→ **GIVEN RECORDS**:
• • • • • • •
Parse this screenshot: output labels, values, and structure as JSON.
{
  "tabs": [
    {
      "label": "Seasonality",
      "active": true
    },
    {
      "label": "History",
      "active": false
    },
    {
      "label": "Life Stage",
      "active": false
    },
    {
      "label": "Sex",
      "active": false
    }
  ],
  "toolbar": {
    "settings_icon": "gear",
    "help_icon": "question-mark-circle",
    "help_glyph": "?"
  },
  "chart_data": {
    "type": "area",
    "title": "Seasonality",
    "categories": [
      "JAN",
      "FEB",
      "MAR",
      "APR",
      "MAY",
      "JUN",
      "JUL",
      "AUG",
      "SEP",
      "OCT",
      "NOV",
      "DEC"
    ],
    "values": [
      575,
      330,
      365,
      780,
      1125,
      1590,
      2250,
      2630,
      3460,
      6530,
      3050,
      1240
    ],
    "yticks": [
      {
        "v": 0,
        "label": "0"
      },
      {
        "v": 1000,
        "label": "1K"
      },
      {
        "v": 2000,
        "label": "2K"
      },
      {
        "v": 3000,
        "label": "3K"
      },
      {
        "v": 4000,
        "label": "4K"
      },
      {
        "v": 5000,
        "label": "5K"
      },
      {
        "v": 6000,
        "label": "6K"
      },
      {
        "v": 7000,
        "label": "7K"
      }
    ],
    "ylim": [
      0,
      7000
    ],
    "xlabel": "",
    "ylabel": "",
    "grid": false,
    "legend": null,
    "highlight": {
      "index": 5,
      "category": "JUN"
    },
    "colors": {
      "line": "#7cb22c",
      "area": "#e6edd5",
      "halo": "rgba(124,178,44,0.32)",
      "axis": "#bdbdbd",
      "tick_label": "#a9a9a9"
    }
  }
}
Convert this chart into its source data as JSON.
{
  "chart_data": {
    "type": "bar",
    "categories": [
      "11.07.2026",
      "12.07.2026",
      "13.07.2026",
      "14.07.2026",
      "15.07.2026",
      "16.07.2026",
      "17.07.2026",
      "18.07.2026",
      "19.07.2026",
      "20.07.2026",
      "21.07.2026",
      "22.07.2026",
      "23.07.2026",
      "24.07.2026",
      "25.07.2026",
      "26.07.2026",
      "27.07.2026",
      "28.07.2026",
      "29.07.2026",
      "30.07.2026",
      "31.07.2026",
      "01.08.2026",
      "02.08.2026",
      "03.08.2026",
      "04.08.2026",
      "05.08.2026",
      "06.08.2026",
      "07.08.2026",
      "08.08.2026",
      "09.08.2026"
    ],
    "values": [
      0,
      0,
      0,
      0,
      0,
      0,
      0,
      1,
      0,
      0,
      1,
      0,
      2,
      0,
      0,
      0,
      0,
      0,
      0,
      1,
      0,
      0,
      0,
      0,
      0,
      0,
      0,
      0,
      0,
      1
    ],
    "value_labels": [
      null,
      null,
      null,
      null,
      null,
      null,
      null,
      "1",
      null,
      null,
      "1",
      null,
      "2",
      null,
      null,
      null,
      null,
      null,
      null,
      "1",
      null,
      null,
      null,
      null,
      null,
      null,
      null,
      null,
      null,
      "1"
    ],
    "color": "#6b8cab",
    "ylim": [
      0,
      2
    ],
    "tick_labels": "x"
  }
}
• • • • • • •
→ **THE REQUEST**:
Exactly as shown above, return every record.

→ **FINAL RESULT**:
Parse this screenshot: output labels, values, and structure as JSON.
{
  "tabs": [
    {
      "label": "Seasonality",
      "active": true
    },
    {
      "label": "History",
      "active": false
    },
    {
      "label": "Life Stage",
      "active": false
    },
    {
      "label": "Sex",
      "active": false
    }
  ],
  "toolbar": {
    "settings_icon": "gear",
    "help_icon": "question-mark-circle",
    "help_glyph": "?"
  },
  "chart_data": {
    "type": "area",
    "title": "Seasonality",
    "categories": [
      "JAN",
      "FEB",
      "MAR",
      "APR",
      "MAY",
      "JUN",
      "JUL",
      "AUG",
      "SEP",
      "OCT",
      "NOV",
      "DEC"
    ],
    "values": [
      575,
      330,
      365,
      780,
      1125,
      1590,
      2250,
      2630,
      3460,
      6530,
      3050,
      1240
    ],
    "yticks": [
      {
        "v": 0,
        "label": "0"
      },
      {
        "v": 1000,
        "label": "1K"
      },
      {
        "v": 2000,
        "label": "2K"
      },
      {
        "v": 3000,
        "label": "3K"
      },
      {
        "v": 4000,
        "label": "4K"
      },
      {
        "v": 5000,
        "label": "5K"
      },
      {
        "v": 6000,
        "label": "6K"
      },
      {
        "v": 7000,
        "label": "7K"
      }
    ],
    "ylim": [
      0,
      7000
    ],
    "xlabel": "",
    "ylabel": "",
    "grid": false,
    "legend": null,
    "highlight": {
      "index": 5,
      "category": "JUN"
    },
    "colors": {
      "line": "#7cb22c",
      "area": "#e6edd5",
      "halo": "rgba(124,178,44,0.32)",
      "axis": "#bdbdbd",
      "tick_label": "#a9a9a9"
    }
  }
}
Convert this chart into its source data as JSON.
{
  "chart_data": {
    "type": "bar",
    "categories": [
      "11.07.2026",
      "12.07.2026",
      "13.07.2026",
      "14.07.2026",
      "15.07.2026",
      "16.07.2026",
      "17.07.2026",
      "18.07.2026",
      "19.07.2026",
      "20.07.2026",
      "21.07.2026",
      "22.07.2026",
      "23.07.2026",
      "24.07.2026",
      "25.07.2026",
      "26.07.2026",
      "27.07.2026",
      "28.07.2026",
      "29.07.2026",
      "30.07.2026",
      "31.07.2026",
      "01.08.2026",
      "02.08.2026",
      "03.08.2026",
      "04.08.2026",
      "05.08.2026",
      "06.08.2026",
      "07.08.2026",
      "08.08.2026",
      "09.08.2026"
    ],
    "values": [
      0,
      0,
      0,
      0,
      0,
      0,
      0,
      1,
      0,
      0,
      1,
      0,
      2,
      0,
      0,
      0,
      0,
      0,
      0,
      1,
      0,
      0,
      0,
      0,
      0,
      0,
      0,
      0,
      0,
      1
    ],
    "value_labels": [
      null,
      null,
      null,
      null,
      null,
      null,
      null,
      "1",
      null,
      null,
      "1",
      null,
      "2",
      null,
      null,
      null,
      null,
      null,
      null,
      "1",
      null,
      null,
      null,
      null,
      null,
      null,
      null,
      null,
      null,
      "1"
    ],
    "color": "#6b8cab",
    "ylim": [
      0,
      2
    ],
    "tick_labels": "x"
  }
}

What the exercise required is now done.